**Supplied data**:
++++++++

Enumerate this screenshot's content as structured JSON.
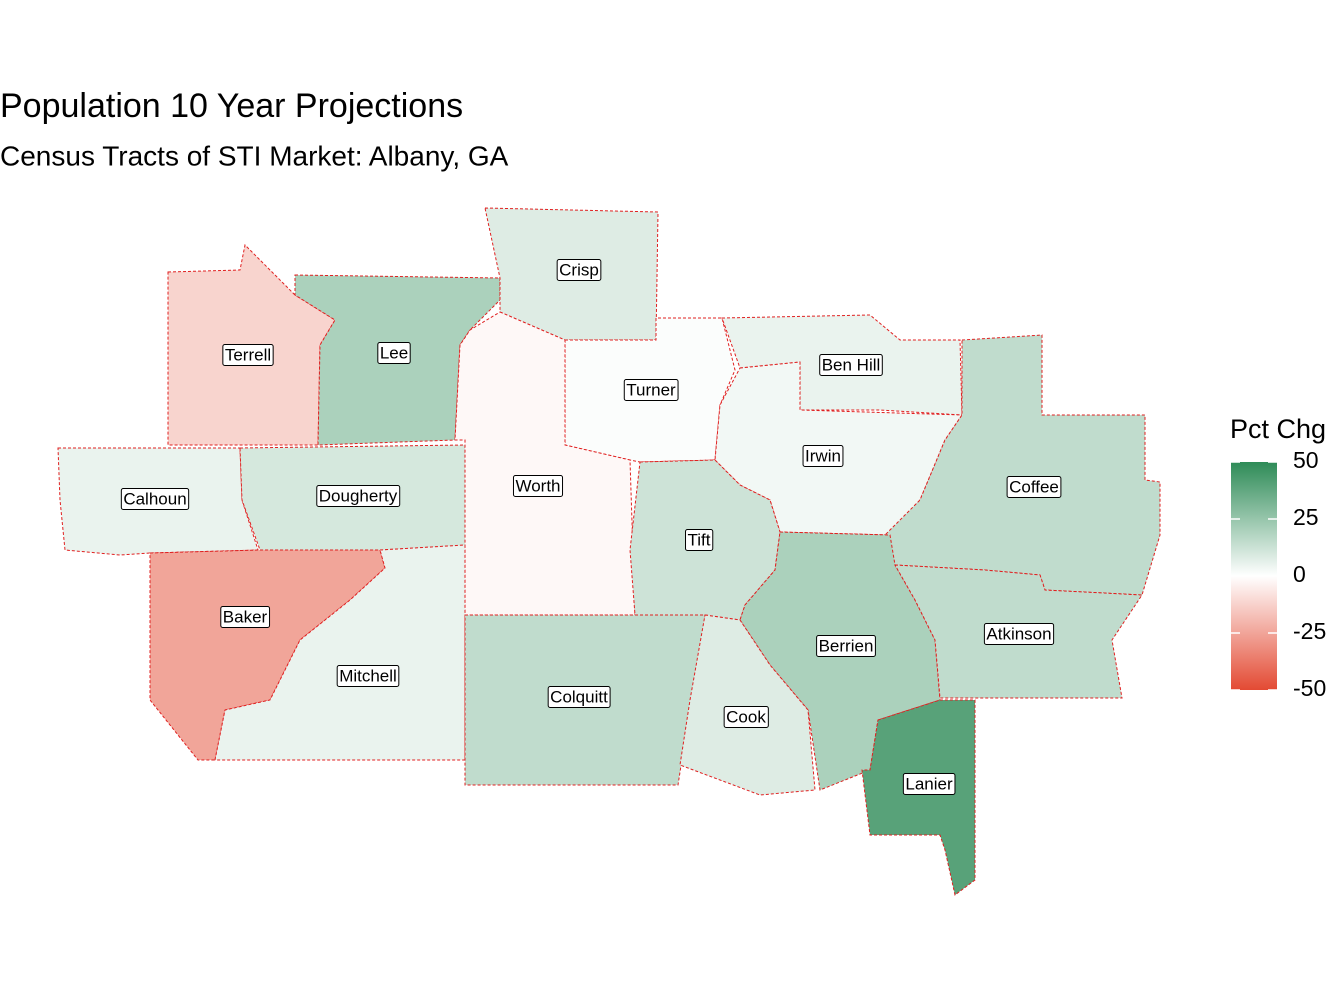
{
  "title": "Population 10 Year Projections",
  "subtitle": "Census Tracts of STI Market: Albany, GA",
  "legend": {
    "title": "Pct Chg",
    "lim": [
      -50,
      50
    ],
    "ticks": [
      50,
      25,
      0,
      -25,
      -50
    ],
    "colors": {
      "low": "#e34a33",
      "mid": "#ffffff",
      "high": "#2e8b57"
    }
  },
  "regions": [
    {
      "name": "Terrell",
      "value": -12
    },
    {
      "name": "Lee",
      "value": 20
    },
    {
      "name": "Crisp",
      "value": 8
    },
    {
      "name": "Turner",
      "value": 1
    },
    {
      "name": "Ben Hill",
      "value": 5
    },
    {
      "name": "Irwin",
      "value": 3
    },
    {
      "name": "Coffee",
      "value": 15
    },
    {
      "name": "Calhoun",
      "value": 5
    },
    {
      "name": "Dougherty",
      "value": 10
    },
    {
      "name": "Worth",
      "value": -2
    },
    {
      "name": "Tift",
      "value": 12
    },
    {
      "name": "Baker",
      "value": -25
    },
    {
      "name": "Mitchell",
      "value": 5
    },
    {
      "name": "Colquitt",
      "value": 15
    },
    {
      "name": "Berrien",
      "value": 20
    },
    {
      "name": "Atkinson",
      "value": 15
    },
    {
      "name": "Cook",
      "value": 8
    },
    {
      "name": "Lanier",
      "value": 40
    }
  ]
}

++++++++

**What the task asks**: Could you repeat all of the material exactly? Pictures should not be copied.

**The reply**:
Enumerate this screenshot's content as structured JSON.
{
  "title": "Population 10 Year Projections",
  "subtitle": "Census Tracts of STI Market: Albany, GA",
  "legend": {
    "title": "Pct Chg",
    "lim": [
      -50,
      50
    ],
    "ticks": [
      50,
      25,
      0,
      -25,
      -50
    ],
    "colors": {
      "low": "#e34a33",
      "mid": "#ffffff",
      "high": "#2e8b57"
    }
  },
  "regions": [
    {
      "name": "Terrell",
      "value": -12
    },
    {
      "name": "Lee",
      "value": 20
    },
    {
      "name": "Crisp",
      "value": 8
    },
    {
      "name": "Turner",
      "value": 1
    },
    {
      "name": "Ben Hill",
      "value": 5
    },
    {
      "name": "Irwin",
      "value": 3
    },
    {
      "name": "Coffee",
      "value": 15
    },
    {
      "name": "Calhoun",
      "value": 5
    },
    {
      "name": "Dougherty",
      "value": 10
    },
    {
      "name": "Worth",
      "value": -2
    },
    {
      "name": "Tift",
      "value": 12
    },
    {
      "name": "Baker",
      "value": -25
    },
    {
      "name": "Mitchell",
      "value": 5
    },
    {
      "name": "Colquitt",
      "value": 15
    },
    {
      "name": "Berrien",
      "value": 20
    },
    {
      "name": "Atkinson",
      "value": 15
    },
    {
      "name": "Cook",
      "value": 8
    },
    {
      "name": "Lanier",
      "value": 40
    }
  ]
}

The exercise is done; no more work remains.